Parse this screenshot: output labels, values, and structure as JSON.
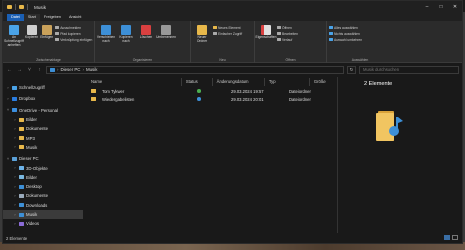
{
  "window": {
    "title": "Musik"
  },
  "tabs": [
    {
      "label": "Datei"
    },
    {
      "label": "Start"
    },
    {
      "label": "Freigeben"
    },
    {
      "label": "Ansicht"
    }
  ],
  "ribbon": {
    "clipboard": {
      "pin_label": "An Schnellzugriff anheften",
      "copy_label": "Kopieren",
      "paste_label": "Einfügen",
      "cut_label": "Ausschneiden",
      "copy_path_label": "Pfad kopieren",
      "paste_shortcut_label": "Verknüpfung einfügen",
      "group_label": "Zwischenablage"
    },
    "organize": {
      "move_label": "Verschieben nach",
      "copy_to_label": "Kopieren nach",
      "delete_label": "Löschen",
      "rename_label": "Umbenennen",
      "group_label": "Organisieren"
    },
    "new": {
      "new_folder_label": "Neuer Ordner",
      "new_item_label": "Neues Element",
      "easy_access_label": "Einfacher Zugriff",
      "group_label": "Neu"
    },
    "open": {
      "properties_label": "Eigenschaften",
      "open_label": "Öffnen",
      "edit_label": "Bearbeiten",
      "history_label": "Verlauf",
      "group_label": "Öffnen"
    },
    "select": {
      "select_all_label": "Alles auswählen",
      "select_none_label": "Nichts auswählen",
      "invert_label": "Auswahl umkehren",
      "group_label": "Auswählen"
    }
  },
  "address": {
    "path": [
      "Dieser PC",
      "Musik"
    ],
    "search_placeholder": "Musik durchsuchen"
  },
  "sidebar": {
    "items": [
      {
        "label": "Schnellzugriff",
        "icon": "star-icon",
        "color": "#4aa3e8"
      },
      {
        "label": "Dropbox",
        "icon": "dropbox-icon",
        "color": "#2a7de1"
      },
      {
        "label": "OneDrive - Personal",
        "icon": "cloud-icon",
        "color": "#3b8fe0"
      },
      {
        "label": "Bilder",
        "icon": "folder-icon",
        "color": "#e8b84a"
      },
      {
        "label": "Dokumente",
        "icon": "folder-icon",
        "color": "#e8b84a"
      },
      {
        "label": "MP3",
        "icon": "folder-icon",
        "color": "#e8b84a"
      },
      {
        "label": "Musik",
        "icon": "folder-icon",
        "color": "#e8b84a"
      },
      {
        "label": "Dieser PC",
        "icon": "computer-icon",
        "color": "#5aa0d8"
      },
      {
        "label": "3D-Objekte",
        "icon": "cube-icon",
        "color": "#6db3e8"
      },
      {
        "label": "Bilder",
        "icon": "pictures-icon",
        "color": "#7ab8e0"
      },
      {
        "label": "Desktop",
        "icon": "desktop-icon",
        "color": "#3d8fd6"
      },
      {
        "label": "Dokumente",
        "icon": "documents-icon",
        "color": "#9ab"
      },
      {
        "label": "Downloads",
        "icon": "download-icon",
        "color": "#3d8fd6"
      },
      {
        "label": "Musik",
        "icon": "music-icon",
        "color": "#3d8fd6"
      },
      {
        "label": "Videos",
        "icon": "video-icon",
        "color": "#8a6bd6"
      }
    ]
  },
  "columns": {
    "name": "Name",
    "status": "Status",
    "date": "Änderungsdatum",
    "type": "Typ",
    "size": "Größe"
  },
  "files": [
    {
      "name": "Tom Tykwer",
      "status_color": "#4caf50",
      "date": "29.03.2024 19:57",
      "type": "Dateiordner"
    },
    {
      "name": "Wiedergabelisten",
      "status_color": "#3d8fd6",
      "date": "29.03.2024 20:01",
      "type": "Dateiordner"
    }
  ],
  "preview": {
    "title": "2 Elemente"
  },
  "status": {
    "count": "2 Elemente"
  }
}
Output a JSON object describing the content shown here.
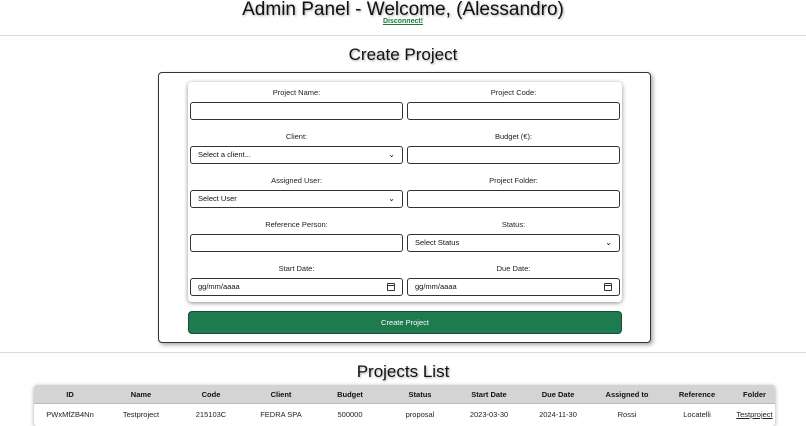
{
  "header": {
    "title": "Admin Panel - Welcome, (Alessandro)",
    "disconnect_label": "Disconnect!"
  },
  "create_project": {
    "title": "Create Project",
    "fields": {
      "project_name": {
        "label": "Project Name:",
        "value": ""
      },
      "project_code": {
        "label": "Project Code:",
        "value": ""
      },
      "client": {
        "label": "Client:",
        "selected": "Select a client..."
      },
      "budget": {
        "label": "Budget (€):",
        "value": ""
      },
      "assigned_user": {
        "label": "Assigned User:",
        "selected": "Select User"
      },
      "project_folder": {
        "label": "Project Folder:",
        "value": ""
      },
      "reference_person": {
        "label": "Reference Person:",
        "value": ""
      },
      "status": {
        "label": "Status:",
        "selected": "Select Status"
      },
      "start_date": {
        "label": "Start Date:",
        "value": "gg/mm/aaaa"
      },
      "due_date": {
        "label": "Due Date:",
        "value": "gg/mm/aaaa"
      }
    },
    "submit_label": "Create Project"
  },
  "projects_list": {
    "title": "Projects List",
    "columns": [
      "ID",
      "Name",
      "Code",
      "Client",
      "Budget",
      "Status",
      "Start Date",
      "Due Date",
      "Assigned to",
      "Reference",
      "Folder"
    ],
    "rows": [
      [
        "PWxMfZB4Nn",
        "Testproject",
        "215103C",
        "FEDRA SPA",
        "500000",
        "proposal",
        "2023-03-30",
        "2024-11-30",
        "Rossi",
        "Locatelli",
        "Testproject"
      ]
    ]
  },
  "colors": {
    "accent_green": "#1e7a4f",
    "link_green": "#1a7a3a",
    "table_header_bg": "#d4d4d4"
  }
}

Task to complete >>
Can you repeat every record above exactly, apart from the pictures?

Task result >>
Parse this screenshot: output labels, values, and structure as JSON.
{
  "window": {
    "title": "Musik"
  },
  "tabs": [
    {
      "label": "Datei"
    },
    {
      "label": "Start"
    },
    {
      "label": "Freigeben"
    },
    {
      "label": "Ansicht"
    }
  ],
  "ribbon": {
    "clipboard": {
      "pin_label": "An Schnellzugriff anheften",
      "copy_label": "Kopieren",
      "paste_label": "Einfügen",
      "cut_label": "Ausschneiden",
      "copy_path_label": "Pfad kopieren",
      "paste_shortcut_label": "Verknüpfung einfügen",
      "group_label": "Zwischenablage"
    },
    "organize": {
      "move_label": "Verschieben nach",
      "copy_to_label": "Kopieren nach",
      "delete_label": "Löschen",
      "rename_label": "Umbenennen",
      "group_label": "Organisieren"
    },
    "new": {
      "new_folder_label": "Neuer Ordner",
      "new_item_label": "Neues Element",
      "easy_access_label": "Einfacher Zugriff",
      "group_label": "Neu"
    },
    "open": {
      "properties_label": "Eigenschaften",
      "open_label": "Öffnen",
      "edit_label": "Bearbeiten",
      "history_label": "Verlauf",
      "group_label": "Öffnen"
    },
    "select": {
      "select_all_label": "Alles auswählen",
      "select_none_label": "Nichts auswählen",
      "invert_label": "Auswahl umkehren",
      "group_label": "Auswählen"
    }
  },
  "address": {
    "path": [
      "Dieser PC",
      "Musik"
    ],
    "search_placeholder": "Musik durchsuchen"
  },
  "sidebar": {
    "items": [
      {
        "label": "Schnellzugriff",
        "icon": "star-icon",
        "color": "#4aa3e8"
      },
      {
        "label": "Dropbox",
        "icon": "dropbox-icon",
        "color": "#2a7de1"
      },
      {
        "label": "OneDrive - Personal",
        "icon": "cloud-icon",
        "color": "#3b8fe0"
      },
      {
        "label": "Bilder",
        "icon": "folder-icon",
        "color": "#e8b84a"
      },
      {
        "label": "Dokumente",
        "icon": "folder-icon",
        "color": "#e8b84a"
      },
      {
        "label": "MP3",
        "icon": "folder-icon",
        "color": "#e8b84a"
      },
      {
        "label": "Musik",
        "icon": "folder-icon",
        "color": "#e8b84a"
      },
      {
        "label": "Dieser PC",
        "icon": "computer-icon",
        "color": "#5aa0d8"
      },
      {
        "label": "3D-Objekte",
        "icon": "cube-icon",
        "color": "#6db3e8"
      },
      {
        "label": "Bilder",
        "icon": "pictures-icon",
        "color": "#7ab8e0"
      },
      {
        "label": "Desktop",
        "icon": "desktop-icon",
        "color": "#3d8fd6"
      },
      {
        "label": "Dokumente",
        "icon": "documents-icon",
        "color": "#9ab"
      },
      {
        "label": "Downloads",
        "icon": "download-icon",
        "color": "#3d8fd6"
      },
      {
        "label": "Musik",
        "icon": "music-icon",
        "color": "#3d8fd6"
      },
      {
        "label": "Videos",
        "icon": "video-icon",
        "color": "#8a6bd6"
      }
    ]
  },
  "columns": {
    "name": "Name",
    "status": "Status",
    "date": "Änderungsdatum",
    "type": "Typ",
    "size": "Größe"
  },
  "files": [
    {
      "name": "Tom Tykwer",
      "status_color": "#4caf50",
      "date": "29.03.2024 19:57",
      "type": "Dateiordner"
    },
    {
      "name": "Wiedergabelisten",
      "status_color": "#3d8fd6",
      "date": "29.03.2024 20:01",
      "type": "Dateiordner"
    }
  ],
  "preview": {
    "title": "2 Elemente"
  },
  "status": {
    "count": "2 Elemente"
  }
}
Output a JSON object describing the content shown here.
{
  "header": {
    "title": "Admin Panel - Welcome, (Alessandro)",
    "disconnect_label": "Disconnect!"
  },
  "create_project": {
    "title": "Create Project",
    "fields": {
      "project_name": {
        "label": "Project Name:",
        "value": ""
      },
      "project_code": {
        "label": "Project Code:",
        "value": ""
      },
      "client": {
        "label": "Client:",
        "selected": "Select a client..."
      },
      "budget": {
        "label": "Budget (€):",
        "value": ""
      },
      "assigned_user": {
        "label": "Assigned User:",
        "selected": "Select User"
      },
      "project_folder": {
        "label": "Project Folder:",
        "value": ""
      },
      "reference_person": {
        "label": "Reference Person:",
        "value": ""
      },
      "status": {
        "label": "Status:",
        "selected": "Select Status"
      },
      "start_date": {
        "label": "Start Date:",
        "value": "gg/mm/aaaa"
      },
      "due_date": {
        "label": "Due Date:",
        "value": "gg/mm/aaaa"
      }
    },
    "submit_label": "Create Project"
  },
  "projects_list": {
    "title": "Projects List",
    "columns": [
      "ID",
      "Name",
      "Code",
      "Client",
      "Budget",
      "Status",
      "Start Date",
      "Due Date",
      "Assigned to",
      "Reference",
      "Folder"
    ],
    "rows": [
      [
        "PWxMfZB4Nn",
        "Testproject",
        "215103C",
        "FEDRA SPA",
        "500000",
        "proposal",
        "2023-03-30",
        "2024-11-30",
        "Rossi",
        "Locatelli",
        "Testproject"
      ]
    ]
  },
  "colors": {
    "accent_green": "#1e7a4f",
    "link_green": "#1a7a3a",
    "table_header_bg": "#d4d4d4"
  }
}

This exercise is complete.